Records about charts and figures
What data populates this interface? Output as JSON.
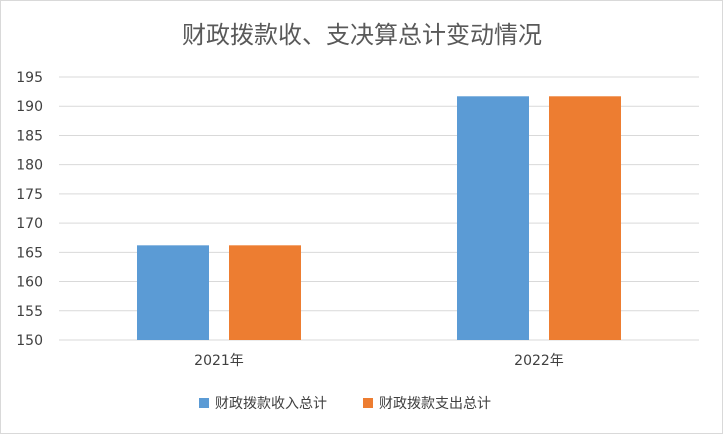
{
  "chart_data": {
    "type": "bar",
    "title": "财政拨款收、支决算总计变动情况",
    "xlabel": "",
    "ylabel": "",
    "categories": [
      "2021年",
      "2022年"
    ],
    "series": [
      {
        "name": "财政拨款收入总计",
        "color": "#5B9BD5",
        "values": [
          166.2,
          191.7
        ]
      },
      {
        "name": "财政拨款支出总计",
        "color": "#ED7D31",
        "values": [
          166.2,
          191.7
        ]
      }
    ],
    "ylim": [
      150,
      195
    ],
    "yticks": [
      150,
      155,
      160,
      165,
      170,
      175,
      180,
      185,
      190,
      195
    ],
    "grid": true,
    "legend_position": "bottom"
  }
}
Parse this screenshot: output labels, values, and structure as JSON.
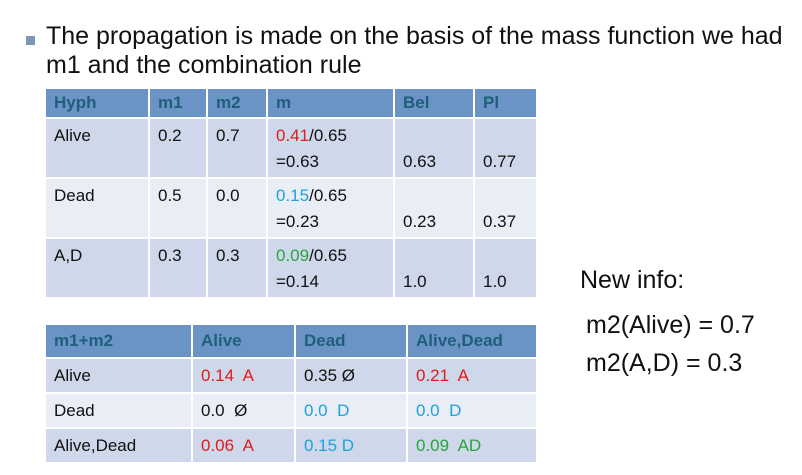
{
  "title": "The propagation is made on the basis of the mass function we had m1 and the combination rule",
  "table1": {
    "headers": [
      "Hyph",
      "m1",
      "m2",
      "m",
      "Bel",
      "Pl"
    ],
    "rows": [
      {
        "hyp": "Alive",
        "m1": "0.2",
        "m2": "0.7",
        "m_num": "0.41",
        "m_den": "/0.65",
        "m_res": "=0.63",
        "bel": "0.63",
        "pl": "0.77"
      },
      {
        "hyp": "Dead",
        "m1": "0.5",
        "m2": "0.0",
        "m_num": "0.15",
        "m_den": "/0.65",
        "m_res": "=0.23",
        "bel": "0.23",
        "pl": "0.37"
      },
      {
        "hyp": "A,D",
        "m1": "0.3",
        "m2": "0.3",
        "m_num": "0.09",
        "m_den": "/0.65",
        "m_res": "=0.14",
        "bel": "1.0",
        "pl": "1.0"
      }
    ]
  },
  "table2": {
    "headers": [
      "m1+m2",
      "Alive",
      "Dead",
      "Alive,Dead"
    ],
    "rows": [
      {
        "label": "Alive",
        "c1": "0.14  A",
        "c2": "0.35 Ø",
        "c3": "0.21  A"
      },
      {
        "label": "Dead",
        "c1": "0.0  Ø",
        "c2": "0.0  D",
        "c3": "0.0  D"
      },
      {
        "label": "Alive,Dead",
        "c1": "0.06  A",
        "c2": "0.15 D",
        "c3": "0.09  AD"
      }
    ]
  },
  "new_info": {
    "heading": "New info:",
    "line1": "m2(Alive) = 0.7",
    "line2": "m2(A,D) = 0.3"
  },
  "colors": {
    "header_bg": "#6b94c6",
    "row_dark": "#ced8ea",
    "row_light": "#e8edf6",
    "red": "#e21b1b",
    "blue": "#1ba3d9",
    "green": "#2aa341"
  }
}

■ **WRITTEN PROBLEM**: Drop the images and repeat the data exactly.

■ **OUTPUT FOR THIS EXERCISE**:
What data populates this interface? Output as JSON.
{
  "chart_data": {
    "type": "bar",
    "title": "财政拨款收、支决算总计变动情况",
    "xlabel": "",
    "ylabel": "",
    "categories": [
      "2021年",
      "2022年"
    ],
    "series": [
      {
        "name": "财政拨款收入总计",
        "color": "#5B9BD5",
        "values": [
          166.2,
          191.7
        ]
      },
      {
        "name": "财政拨款支出总计",
        "color": "#ED7D31",
        "values": [
          166.2,
          191.7
        ]
      }
    ],
    "ylim": [
      150,
      195
    ],
    "yticks": [
      150,
      155,
      160,
      165,
      170,
      175,
      180,
      185,
      190,
      195
    ],
    "grid": true,
    "legend_position": "bottom"
  }
}
Parse this screenshot: output labels, values, and structure as JSON.
{
  "title": "The propagation is made on the basis of the mass function we had m1 and the combination rule",
  "table1": {
    "headers": [
      "Hyph",
      "m1",
      "m2",
      "m",
      "Bel",
      "Pl"
    ],
    "rows": [
      {
        "hyp": "Alive",
        "m1": "0.2",
        "m2": "0.7",
        "m_num": "0.41",
        "m_den": "/0.65",
        "m_res": "=0.63",
        "bel": "0.63",
        "pl": "0.77"
      },
      {
        "hyp": "Dead",
        "m1": "0.5",
        "m2": "0.0",
        "m_num": "0.15",
        "m_den": "/0.65",
        "m_res": "=0.23",
        "bel": "0.23",
        "pl": "0.37"
      },
      {
        "hyp": "A,D",
        "m1": "0.3",
        "m2": "0.3",
        "m_num": "0.09",
        "m_den": "/0.65",
        "m_res": "=0.14",
        "bel": "1.0",
        "pl": "1.0"
      }
    ]
  },
  "table2": {
    "headers": [
      "m1+m2",
      "Alive",
      "Dead",
      "Alive,Dead"
    ],
    "rows": [
      {
        "label": "Alive",
        "c1": "0.14  A",
        "c2": "0.35 Ø",
        "c3": "0.21  A"
      },
      {
        "label": "Dead",
        "c1": "0.0  Ø",
        "c2": "0.0  D",
        "c3": "0.0  D"
      },
      {
        "label": "Alive,Dead",
        "c1": "0.06  A",
        "c2": "0.15 D",
        "c3": "0.09  AD"
      }
    ]
  },
  "new_info": {
    "heading": "New info:",
    "line1": "m2(Alive) = 0.7",
    "line2": "m2(A,D) = 0.3"
  },
  "colors": {
    "header_bg": "#6b94c6",
    "row_dark": "#ced8ea",
    "row_light": "#e8edf6",
    "red": "#e21b1b",
    "blue": "#1ba3d9",
    "green": "#2aa341"
  }
}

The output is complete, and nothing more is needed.